**RECORD EXCERPTS**

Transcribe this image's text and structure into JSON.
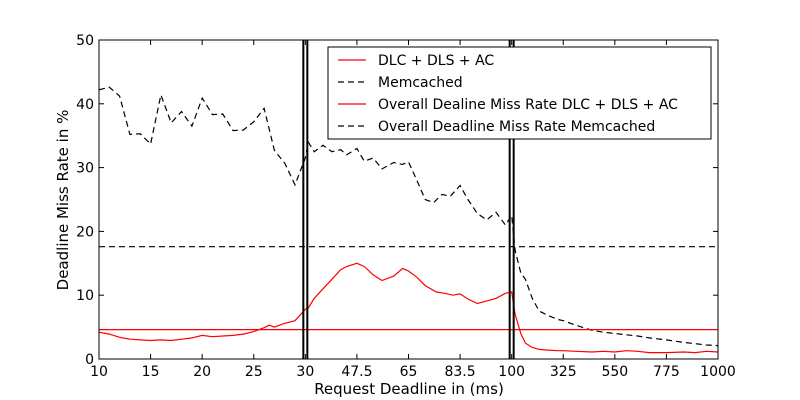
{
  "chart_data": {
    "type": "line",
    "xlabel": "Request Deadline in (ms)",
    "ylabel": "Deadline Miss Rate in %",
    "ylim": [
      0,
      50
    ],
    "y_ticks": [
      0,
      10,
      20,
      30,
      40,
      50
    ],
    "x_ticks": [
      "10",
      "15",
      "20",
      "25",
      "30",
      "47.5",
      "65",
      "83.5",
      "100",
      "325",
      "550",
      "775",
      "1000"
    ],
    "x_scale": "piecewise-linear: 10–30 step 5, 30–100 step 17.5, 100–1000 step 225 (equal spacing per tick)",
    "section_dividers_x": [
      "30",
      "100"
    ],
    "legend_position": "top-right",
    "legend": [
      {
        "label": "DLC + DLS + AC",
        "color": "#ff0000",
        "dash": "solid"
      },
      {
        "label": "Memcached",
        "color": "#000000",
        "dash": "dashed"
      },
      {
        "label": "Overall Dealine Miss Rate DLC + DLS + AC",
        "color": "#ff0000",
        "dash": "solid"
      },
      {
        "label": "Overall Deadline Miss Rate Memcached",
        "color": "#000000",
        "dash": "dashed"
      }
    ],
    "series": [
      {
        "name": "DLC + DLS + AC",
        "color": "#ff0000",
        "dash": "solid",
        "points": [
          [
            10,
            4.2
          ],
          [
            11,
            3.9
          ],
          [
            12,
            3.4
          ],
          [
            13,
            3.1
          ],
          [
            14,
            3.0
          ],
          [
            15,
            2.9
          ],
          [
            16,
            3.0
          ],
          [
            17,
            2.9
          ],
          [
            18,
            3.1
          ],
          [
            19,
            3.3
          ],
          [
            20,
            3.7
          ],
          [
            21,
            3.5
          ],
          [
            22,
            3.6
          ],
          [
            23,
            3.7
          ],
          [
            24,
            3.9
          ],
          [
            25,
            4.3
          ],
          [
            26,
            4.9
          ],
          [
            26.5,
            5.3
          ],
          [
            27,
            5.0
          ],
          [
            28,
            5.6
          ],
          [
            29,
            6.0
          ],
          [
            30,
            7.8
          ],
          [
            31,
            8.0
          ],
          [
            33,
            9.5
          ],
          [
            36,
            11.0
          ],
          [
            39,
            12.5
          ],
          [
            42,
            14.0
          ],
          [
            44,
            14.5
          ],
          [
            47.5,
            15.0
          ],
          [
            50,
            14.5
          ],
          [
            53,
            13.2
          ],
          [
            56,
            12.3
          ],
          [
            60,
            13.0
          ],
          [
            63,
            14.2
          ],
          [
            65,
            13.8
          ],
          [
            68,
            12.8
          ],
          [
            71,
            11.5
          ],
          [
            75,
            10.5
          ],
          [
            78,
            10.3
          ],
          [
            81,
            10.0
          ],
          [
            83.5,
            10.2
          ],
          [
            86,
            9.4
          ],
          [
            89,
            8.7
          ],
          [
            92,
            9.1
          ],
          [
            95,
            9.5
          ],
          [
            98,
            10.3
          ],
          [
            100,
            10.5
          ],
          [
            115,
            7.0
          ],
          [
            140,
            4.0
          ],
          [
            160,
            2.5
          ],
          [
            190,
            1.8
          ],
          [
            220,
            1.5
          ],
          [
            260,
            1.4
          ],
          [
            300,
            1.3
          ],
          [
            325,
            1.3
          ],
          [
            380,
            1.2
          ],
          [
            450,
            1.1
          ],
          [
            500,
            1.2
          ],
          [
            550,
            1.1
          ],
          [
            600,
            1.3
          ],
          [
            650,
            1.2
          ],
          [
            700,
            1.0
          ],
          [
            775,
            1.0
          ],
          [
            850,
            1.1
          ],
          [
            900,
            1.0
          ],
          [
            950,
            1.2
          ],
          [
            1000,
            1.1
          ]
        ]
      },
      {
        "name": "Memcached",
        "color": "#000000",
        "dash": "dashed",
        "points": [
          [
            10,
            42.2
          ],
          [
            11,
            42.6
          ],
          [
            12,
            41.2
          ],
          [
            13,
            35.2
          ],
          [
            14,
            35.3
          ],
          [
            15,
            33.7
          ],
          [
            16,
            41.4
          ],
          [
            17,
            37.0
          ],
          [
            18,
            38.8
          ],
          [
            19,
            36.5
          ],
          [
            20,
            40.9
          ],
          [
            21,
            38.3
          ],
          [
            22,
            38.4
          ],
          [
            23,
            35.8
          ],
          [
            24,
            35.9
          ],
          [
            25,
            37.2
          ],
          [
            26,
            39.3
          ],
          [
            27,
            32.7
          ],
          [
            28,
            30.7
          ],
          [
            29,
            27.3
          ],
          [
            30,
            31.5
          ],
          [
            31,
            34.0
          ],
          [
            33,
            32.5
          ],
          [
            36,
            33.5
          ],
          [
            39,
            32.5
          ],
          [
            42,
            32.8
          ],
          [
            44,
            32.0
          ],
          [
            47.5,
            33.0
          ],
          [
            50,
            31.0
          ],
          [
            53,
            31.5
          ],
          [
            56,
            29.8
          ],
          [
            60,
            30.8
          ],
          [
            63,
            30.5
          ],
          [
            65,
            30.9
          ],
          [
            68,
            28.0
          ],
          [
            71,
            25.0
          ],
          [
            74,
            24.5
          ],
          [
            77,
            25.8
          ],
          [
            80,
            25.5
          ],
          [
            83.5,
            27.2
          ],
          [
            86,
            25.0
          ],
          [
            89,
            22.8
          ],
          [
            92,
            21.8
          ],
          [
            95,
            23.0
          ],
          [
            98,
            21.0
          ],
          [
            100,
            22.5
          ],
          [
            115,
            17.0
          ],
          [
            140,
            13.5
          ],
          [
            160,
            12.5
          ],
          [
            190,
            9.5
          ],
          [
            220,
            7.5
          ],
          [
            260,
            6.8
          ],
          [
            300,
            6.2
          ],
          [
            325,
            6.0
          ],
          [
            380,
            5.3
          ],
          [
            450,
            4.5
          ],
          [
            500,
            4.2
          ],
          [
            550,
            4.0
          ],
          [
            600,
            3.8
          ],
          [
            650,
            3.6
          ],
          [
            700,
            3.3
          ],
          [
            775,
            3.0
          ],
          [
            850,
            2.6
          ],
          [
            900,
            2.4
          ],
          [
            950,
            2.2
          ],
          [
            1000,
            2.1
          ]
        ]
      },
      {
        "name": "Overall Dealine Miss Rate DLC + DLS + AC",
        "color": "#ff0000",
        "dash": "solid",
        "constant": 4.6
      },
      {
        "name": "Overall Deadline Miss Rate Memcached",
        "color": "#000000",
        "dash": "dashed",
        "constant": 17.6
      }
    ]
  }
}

**WRITTEN EXERCISE**
Report every line containing the word "Deadline" from the listing above.

**ANSWER TO THIS PROBLEM**
    "xlabel": "Request Deadline in (ms)",
    "ylabel": "Deadline Miss Rate in %",
        "label": "Overall Deadline Miss Rate Memcached",
        "name": "Overall Deadline Miss Rate Memcached",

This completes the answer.